指示:
このあとに示す工事進行基準についての文章を、一字も変えずに最初から最後まで書き出せ。

抜粋本文:
-------

工事進行基準は、工事や開発の進行状況に応じて収益や費用を計上する会計手法です。工事進行基準は2021年に廃止されましたが、実務上は後継となる「新収益認識基準」のもとで同様の考え方が引き継がれています。この記事では、工事進行基準のメリットとデメリット、会計処理・仕訳のルール、シミュレーションを解説します。工事進行基準廃止後の適用基準「新収益認識基準」との関係も解説しているので、参考にしてください。
工事進行基準とは?基本知識を解説
工事進行基準は、工事や開発の進み具合に合わせて、会計期間ごとに収益や費用を計上する会計方法です。請負人が成果物の完成を約束し、発注者が報酬を支払う「請負契約」で適用されます。主に建築や建設業、土木、受託ソフトウェア開発などが対象となります。
工事完成基準との違い
工事進行基準と工事完成基準の相違点は、収益や費用を計上するタイミングにあります。工事完成基準とは、工事や開発が終了し、引渡しが完了した時点で、収益と費用をまとめて計上する方法です。工事中に入金があっても、引渡しまでは計上しません。
工事進行基準の適用要件
進行基準を適用するには「成果が確実であること」が重要です。判断のポイントは、以下の3つを合理的かつ正確に見積もれるかどうかです。
- 契約全体で見込まれる収益額(工事収益総額)
- 契約全体にかかる予想コスト(工事原価総額)
- 決算日時点での工事の進捗率
これらが不明確な状態では、進行基準を使うことで財務情報の信頼性を損ないかねません。そのため、企業はプロジェクト管理の体制や見積もりの精度を高め、正確な会計処理ができる環境を整える必要があります。

-------

抽出一覧:
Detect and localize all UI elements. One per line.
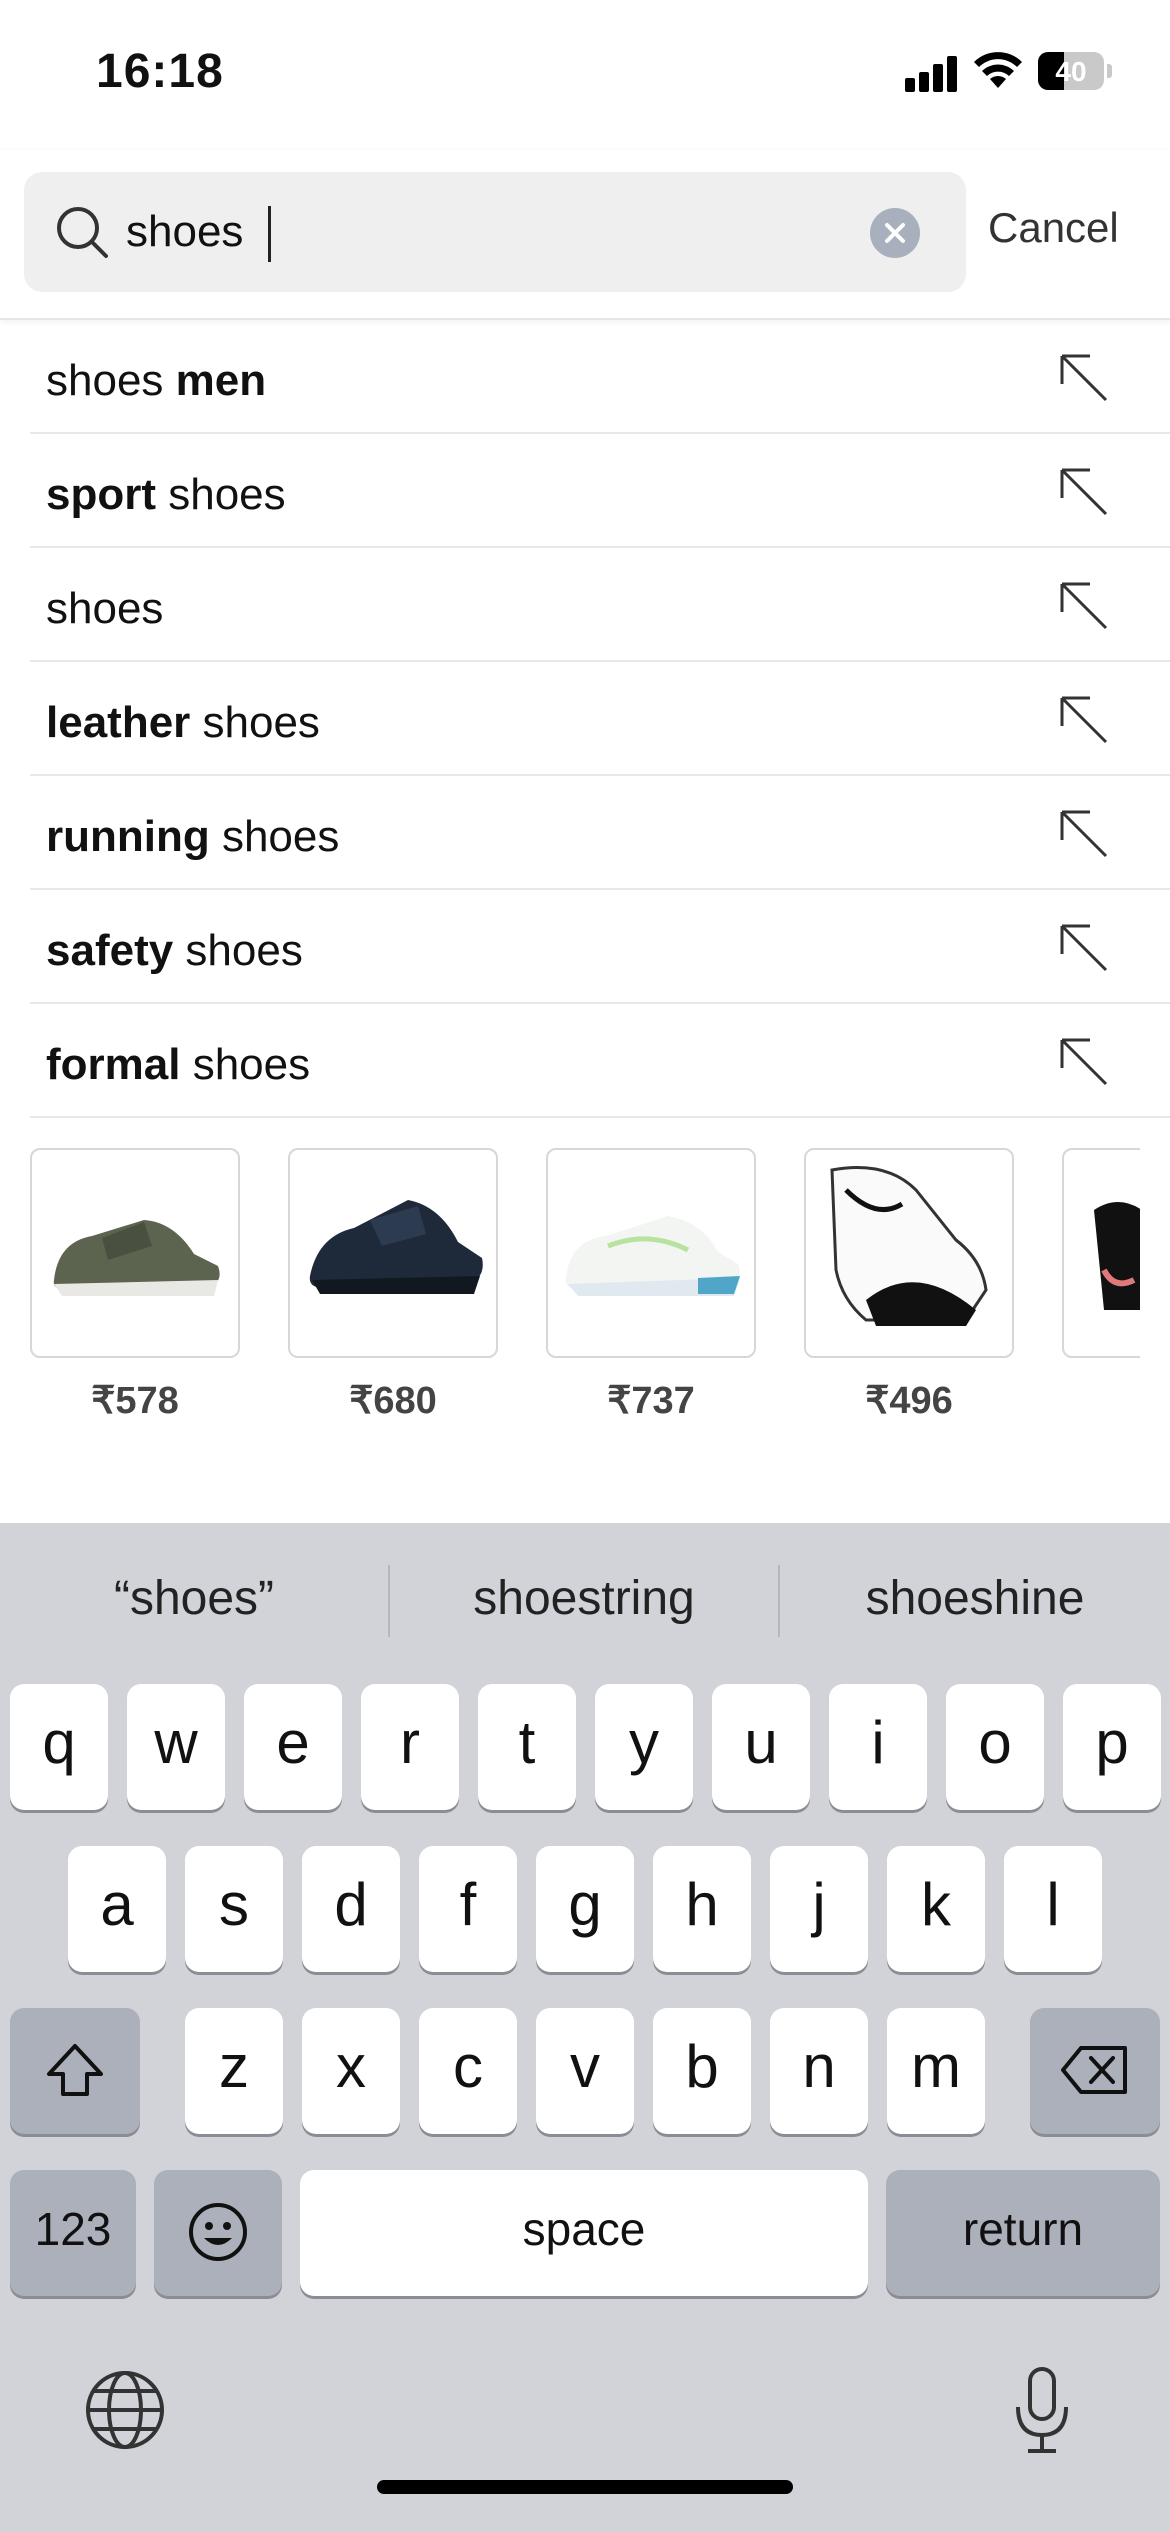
key-a[interactable]: a — [68, 1846, 166, 1972]
wifi-icon — [974, 52, 1022, 88]
return-key[interactable]: return — [886, 2170, 1160, 2296]
arrow-up-left-icon[interactable] — [1056, 464, 1112, 520]
key-k[interactable]: k — [887, 1846, 985, 1972]
arrow-up-left-icon[interactable] — [1056, 578, 1112, 634]
suggestion-item[interactable]: running shoes — [30, 776, 1170, 890]
key-z[interactable]: z — [185, 2008, 283, 2134]
product-card[interactable]: ₹ — [1062, 1148, 1140, 1423]
close-icon — [885, 223, 905, 243]
search-box[interactable] — [24, 172, 966, 292]
search-input[interactable] — [126, 200, 866, 264]
key-w[interactable]: w — [127, 1684, 225, 1810]
key-e[interactable]: e — [244, 1684, 342, 1810]
product-card[interactable]: ₹737 — [546, 1148, 756, 1423]
space-key[interactable]: space — [300, 2170, 868, 2296]
arrow-up-left-icon[interactable] — [1056, 350, 1112, 406]
search-header: Cancel — [0, 150, 1170, 320]
product-image — [288, 1148, 498, 1358]
product-card[interactable]: ₹496 — [804, 1148, 1014, 1423]
suggestion-item[interactable]: shoes — [30, 548, 1170, 662]
status-bar: 16:18 40 — [0, 0, 1170, 150]
numbers-key[interactable]: 123 — [10, 2170, 136, 2296]
key-t[interactable]: t — [478, 1684, 576, 1810]
product-price: ₹496 — [865, 1380, 953, 1422]
product-image — [546, 1148, 756, 1358]
suggestion-item[interactable]: formal shoes — [30, 1004, 1170, 1118]
product-price: ₹680 — [349, 1380, 437, 1422]
product-price: ₹737 — [607, 1380, 695, 1422]
key-n[interactable]: n — [770, 2008, 868, 2134]
product-image — [804, 1148, 1014, 1358]
search-icon — [57, 207, 108, 258]
key-b[interactable]: b — [653, 2008, 751, 2134]
suggestion-item[interactable]: sport shoes — [30, 434, 1170, 548]
suggestion-label: running shoes — [46, 812, 340, 861]
arrow-up-left-icon[interactable] — [1056, 1034, 1112, 1090]
emoji-key[interactable] — [154, 2170, 282, 2296]
suggestion-item[interactable]: safety shoes — [30, 890, 1170, 1004]
product-image — [1062, 1148, 1140, 1358]
prediction-item[interactable]: shoestring — [390, 1571, 778, 1626]
emoji-icon — [189, 2203, 247, 2261]
product-card[interactable]: ₹578 — [30, 1148, 240, 1423]
prediction-item[interactable]: shoeshine — [780, 1571, 1170, 1626]
clear-search-button[interactable] — [870, 208, 920, 258]
key-c[interactable]: c — [419, 2008, 517, 2134]
globe-icon[interactable] — [84, 2369, 166, 2451]
cancel-button[interactable]: Cancel — [988, 204, 1119, 252]
battery-percentage: 40 — [1055, 56, 1087, 87]
key-f[interactable]: f — [419, 1846, 517, 1972]
predictive-text-bar: “shoes” shoestring shoeshine — [0, 1523, 1170, 1673]
key-o[interactable]: o — [946, 1684, 1044, 1810]
key-g[interactable]: g — [536, 1846, 634, 1972]
shift-key[interactable] — [10, 2008, 140, 2134]
product-price: ₹578 — [91, 1380, 179, 1422]
suggestion-label: shoes — [46, 584, 164, 633]
product-carousel[interactable]: ₹578 ₹680 ₹737 ₹496 — [30, 1148, 1140, 1438]
battery-cap — [1107, 64, 1112, 78]
prediction-item[interactable]: “shoes” — [0, 1571, 388, 1626]
suggestion-item[interactable]: leather shoes — [30, 662, 1170, 776]
key-s[interactable]: s — [185, 1846, 283, 1972]
key-i[interactable]: i — [829, 1684, 927, 1810]
key-v[interactable]: v — [536, 2008, 634, 2134]
arrow-up-left-icon[interactable] — [1056, 692, 1112, 748]
key-p[interactable]: p — [1063, 1684, 1161, 1810]
key-j[interactable]: j — [770, 1846, 868, 1972]
arrow-up-left-icon[interactable] — [1056, 806, 1112, 862]
key-u[interactable]: u — [712, 1684, 810, 1810]
key-m[interactable]: m — [887, 2008, 985, 2134]
microphone-icon[interactable] — [1012, 2365, 1072, 2457]
home-indicator[interactable] — [377, 2480, 793, 2494]
key-d[interactable]: d — [302, 1846, 400, 1972]
text-caret — [268, 206, 271, 262]
battery-icon: 40 — [1038, 52, 1104, 90]
suggestion-label: shoes men — [46, 356, 267, 405]
suggestion-label: sport shoes — [46, 470, 286, 519]
delete-icon — [1061, 2046, 1127, 2094]
key-y[interactable]: y — [595, 1684, 693, 1810]
suggestion-label: leather shoes — [46, 698, 320, 747]
status-time: 16:18 — [96, 45, 224, 98]
key-q[interactable]: q — [10, 1684, 108, 1810]
key-r[interactable]: r — [361, 1684, 459, 1810]
key-h[interactable]: h — [653, 1846, 751, 1972]
keyboard: “shoes” shoestring shoeshine q w e r t y… — [0, 1523, 1170, 2532]
product-card[interactable]: ₹680 — [288, 1148, 498, 1423]
product-price: ₹ — [1062, 1378, 1140, 1423]
key-l[interactable]: l — [1004, 1846, 1102, 1972]
key-x[interactable]: x — [302, 2008, 400, 2134]
arrow-up-left-icon[interactable] — [1056, 920, 1112, 976]
product-image — [30, 1148, 240, 1358]
suggestion-label: safety shoes — [46, 926, 303, 975]
suggestion-list: shoes men sport shoes shoes leather shoe… — [30, 320, 1170, 1118]
delete-key[interactable] — [1030, 2008, 1160, 2134]
suggestion-label: formal shoes — [46, 1040, 311, 1089]
suggestion-item[interactable]: shoes men — [30, 320, 1170, 434]
cellular-signal-icon — [905, 54, 959, 92]
shift-icon — [47, 2044, 103, 2096]
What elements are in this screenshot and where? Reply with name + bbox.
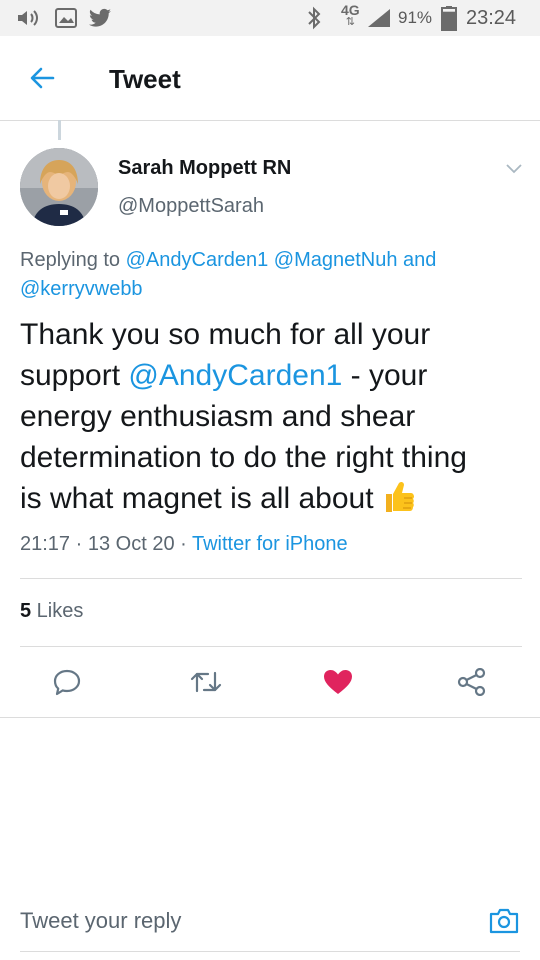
camera-icon [489, 908, 519, 934]
profile-photo [20, 148, 98, 226]
thread-connector-line [58, 120, 61, 140]
gallery-icon [54, 0, 78, 36]
retweet-icon [190, 671, 222, 693]
tweet-line: energy enthusiasm and shear [20, 400, 416, 433]
status-time: 23:24 [466, 6, 517, 29]
tweet-text-segment: is what magnet is all about [20, 482, 382, 515]
share-icon [457, 668, 486, 696]
thumbs-up-icon [385, 481, 414, 512]
reply-input[interactable] [20, 891, 460, 951]
mention-and-text[interactable]: and [398, 249, 436, 271]
tweet-source-link[interactable]: Twitter for iPhone [192, 533, 348, 555]
likes-label: Likes [31, 600, 84, 622]
tweet-menu-button[interactable] [503, 160, 525, 178]
reply-underline [20, 951, 520, 952]
divider [20, 578, 522, 579]
replying-prefix: Replying to [20, 249, 126, 271]
network-label: 4G [341, 2, 360, 18]
author-name[interactable]: Sarah Moppett RN [118, 157, 291, 180]
like-button[interactable] [318, 664, 358, 700]
bluetooth-icon [306, 0, 322, 36]
mention-link[interactable]: @AndyCarden1 [126, 249, 269, 271]
tweet-time: 21:17 [20, 533, 71, 555]
camera-button[interactable] [487, 905, 521, 937]
tweet-date: 13 Oct 20 [87, 533, 175, 555]
replying-to: Replying to @AndyCarden1 @MagnetNuh and … [20, 246, 520, 304]
chevron-down-icon [506, 164, 522, 174]
network-indicator: 4G ⇅ [341, 2, 360, 28]
heart-icon [324, 670, 352, 694]
tweet-text-segment: - your [342, 359, 428, 392]
mention-link[interactable]: @MagnetNuh [274, 249, 398, 271]
mention-link[interactable]: @AndyCarden1 [128, 359, 342, 392]
tweet-text: Thank you so much for all your support @… [20, 314, 530, 519]
battery-icon [441, 0, 457, 36]
retweet-button[interactable] [186, 664, 226, 700]
likes-count-link[interactable]: 5 Likes [20, 600, 83, 623]
header: Tweet [0, 36, 540, 121]
author-handle[interactable]: @MoppettSarah [118, 195, 264, 218]
page-title: Tweet [109, 64, 181, 94]
back-button[interactable] [22, 60, 62, 96]
divider [20, 646, 522, 647]
tweet-line: Thank you so much for all your [20, 318, 431, 351]
meta-separator: · [174, 533, 192, 555]
tweet-line: is what magnet is all about [20, 478, 530, 519]
tweet-metadata: 21:17 · 13 Oct 20 · Twitter for iPhone [20, 533, 348, 556]
tweet-text-segment: support [20, 359, 129, 392]
share-button[interactable] [452, 664, 492, 700]
reply-composer [0, 883, 540, 960]
reply-button[interactable] [47, 664, 87, 700]
clock-wrap: 23:24 [466, 0, 516, 36]
signal-icon [366, 0, 392, 36]
comment-icon [53, 669, 81, 696]
tweet-line: support @AndyCarden1 - your [20, 355, 530, 396]
divider [0, 717, 540, 718]
battery-percent: 91% [398, 8, 433, 27]
arrow-left-icon [30, 67, 55, 89]
battery-percent-wrap: 91% [398, 0, 432, 36]
likes-number: 5 [20, 600, 32, 622]
meta-separator: · [70, 533, 88, 555]
volume-icon [16, 0, 42, 36]
twitter-bird-icon [88, 0, 112, 36]
status-bar: 4G ⇅ 91% 23:24 [0, 0, 540, 36]
avatar[interactable] [20, 148, 98, 226]
tweet-line: determination to do the right thing [20, 441, 467, 474]
mention-link[interactable]: @kerryvwebb [20, 278, 143, 300]
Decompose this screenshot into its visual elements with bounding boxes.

-------

回答:
工事進行基準は、工事や開発の進行状況に応じて収益や費用を計上する会計手法です。工事進行基準は2021年に廃止されましたが、実務上は後継となる「新収益認識基準」のもとで同様の考え方が引き継がれています。この記事では、工事進行基準のメリットとデメリット、会計処理・仕訳のルール、シミュレーションを解説します。工事進行基準廃止後の適用基準「新収益認識基準」との関係も解説しているので、参考にしてください。
工事進行基準とは?基本知識を解説
工事進行基準は、工事や開発の進み具合に合わせて、会計期間ごとに収益や費用を計上する会計方法です。請負人が成果物の完成を約束し、発注者が報酬を支払う「請負契約」で適用されます。主に建築や建設業、土木、受託ソフトウェア開発などが対象となります。
工事完成基準との違い
工事進行基準と工事完成基準の相違点は、収益や費用を計上するタイミングにあります。工事完成基準とは、工事や開発が終了し、引渡しが完了した時点で、収益と費用をまとめて計上する方法です。工事中に入金があっても、引渡しまでは計上しません。
工事進行基準の適用要件
進行基準を適用するには「成果が確実であること」が重要です。判断のポイントは、以下の3つを合理的かつ正確に見積もれるかどうかです。
- 契約全体で見込まれる収益額(工事収益総額)
- 契約全体にかかる予想コスト(工事原価総額)
- 決算日時点での工事の進捗率
これらが不明確な状態では、進行基準を使うことで財務情報の信頼性を損ないかねません。そのため、企業はプロジェクト管理の体制や見積もりの精度を高め、正確な会計処理ができる環境を整える必要があります。